[start of ENTRIES]

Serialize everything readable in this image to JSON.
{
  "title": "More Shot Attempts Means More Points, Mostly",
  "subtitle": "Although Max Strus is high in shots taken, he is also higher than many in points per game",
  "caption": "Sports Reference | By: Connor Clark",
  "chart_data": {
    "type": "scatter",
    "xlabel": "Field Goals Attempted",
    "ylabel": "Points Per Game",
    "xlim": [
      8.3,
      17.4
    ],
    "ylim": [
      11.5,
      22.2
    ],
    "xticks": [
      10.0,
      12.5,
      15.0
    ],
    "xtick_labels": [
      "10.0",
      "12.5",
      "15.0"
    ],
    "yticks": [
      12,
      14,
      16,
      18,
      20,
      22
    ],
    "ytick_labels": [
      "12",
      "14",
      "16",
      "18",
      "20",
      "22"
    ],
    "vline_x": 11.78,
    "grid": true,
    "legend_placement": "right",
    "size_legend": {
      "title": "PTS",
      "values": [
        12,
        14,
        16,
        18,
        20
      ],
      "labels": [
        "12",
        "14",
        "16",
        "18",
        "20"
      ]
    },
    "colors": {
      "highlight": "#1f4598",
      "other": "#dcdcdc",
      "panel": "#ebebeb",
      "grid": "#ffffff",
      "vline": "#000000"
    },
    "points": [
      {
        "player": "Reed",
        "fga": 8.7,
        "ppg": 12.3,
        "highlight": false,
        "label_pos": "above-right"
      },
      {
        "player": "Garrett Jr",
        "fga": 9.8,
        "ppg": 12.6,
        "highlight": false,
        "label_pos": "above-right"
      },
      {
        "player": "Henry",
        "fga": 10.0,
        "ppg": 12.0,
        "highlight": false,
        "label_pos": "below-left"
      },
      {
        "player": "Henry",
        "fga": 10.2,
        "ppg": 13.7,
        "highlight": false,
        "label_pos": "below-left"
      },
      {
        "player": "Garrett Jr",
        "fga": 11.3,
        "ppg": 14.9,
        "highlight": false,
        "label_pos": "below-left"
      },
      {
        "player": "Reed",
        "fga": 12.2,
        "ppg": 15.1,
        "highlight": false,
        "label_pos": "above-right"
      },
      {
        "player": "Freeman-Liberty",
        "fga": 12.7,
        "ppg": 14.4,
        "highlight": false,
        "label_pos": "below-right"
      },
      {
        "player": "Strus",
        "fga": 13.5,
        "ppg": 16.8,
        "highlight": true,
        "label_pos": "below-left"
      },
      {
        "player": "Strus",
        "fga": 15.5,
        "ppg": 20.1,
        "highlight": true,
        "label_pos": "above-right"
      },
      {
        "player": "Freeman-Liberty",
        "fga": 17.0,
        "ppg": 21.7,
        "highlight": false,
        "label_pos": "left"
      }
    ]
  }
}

[end of ENTRIES]

▶ [INSTRUCTION]
Retype the records above exactly.

▶ [RESULT FOR THIS EXERCISE]
Serialize everything readable in this image to JSON.
{
  "title": "More Shot Attempts Means More Points, Mostly",
  "subtitle": "Although Max Strus is high in shots taken, he is also higher than many in points per game",
  "caption": "Sports Reference | By: Connor Clark",
  "chart_data": {
    "type": "scatter",
    "xlabel": "Field Goals Attempted",
    "ylabel": "Points Per Game",
    "xlim": [
      8.3,
      17.4
    ],
    "ylim": [
      11.5,
      22.2
    ],
    "xticks": [
      10.0,
      12.5,
      15.0
    ],
    "xtick_labels": [
      "10.0",
      "12.5",
      "15.0"
    ],
    "yticks": [
      12,
      14,
      16,
      18,
      20,
      22
    ],
    "ytick_labels": [
      "12",
      "14",
      "16",
      "18",
      "20",
      "22"
    ],
    "vline_x": 11.78,
    "grid": true,
    "legend_placement": "right",
    "size_legend": {
      "title": "PTS",
      "values": [
        12,
        14,
        16,
        18,
        20
      ],
      "labels": [
        "12",
        "14",
        "16",
        "18",
        "20"
      ]
    },
    "colors": {
      "highlight": "#1f4598",
      "other": "#dcdcdc",
      "panel": "#ebebeb",
      "grid": "#ffffff",
      "vline": "#000000"
    },
    "points": [
      {
        "player": "Reed",
        "fga": 8.7,
        "ppg": 12.3,
        "highlight": false,
        "label_pos": "above-right"
      },
      {
        "player": "Garrett Jr",
        "fga": 9.8,
        "ppg": 12.6,
        "highlight": false,
        "label_pos": "above-right"
      },
      {
        "player": "Henry",
        "fga": 10.0,
        "ppg": 12.0,
        "highlight": false,
        "label_pos": "below-left"
      },
      {
        "player": "Henry",
        "fga": 10.2,
        "ppg": 13.7,
        "highlight": false,
        "label_pos": "below-left"
      },
      {
        "player": "Garrett Jr",
        "fga": 11.3,
        "ppg": 14.9,
        "highlight": false,
        "label_pos": "below-left"
      },
      {
        "player": "Reed",
        "fga": 12.2,
        "ppg": 15.1,
        "highlight": false,
        "label_pos": "above-right"
      },
      {
        "player": "Freeman-Liberty",
        "fga": 12.7,
        "ppg": 14.4,
        "highlight": false,
        "label_pos": "below-right"
      },
      {
        "player": "Strus",
        "fga": 13.5,
        "ppg": 16.8,
        "highlight": true,
        "label_pos": "below-left"
      },
      {
        "player": "Strus",
        "fga": 15.5,
        "ppg": 20.1,
        "highlight": true,
        "label_pos": "above-right"
      },
      {
        "player": "Freeman-Liberty",
        "fga": 17.0,
        "ppg": 21.7,
        "highlight": false,
        "label_pos": "left"
      }
    ]
  }
}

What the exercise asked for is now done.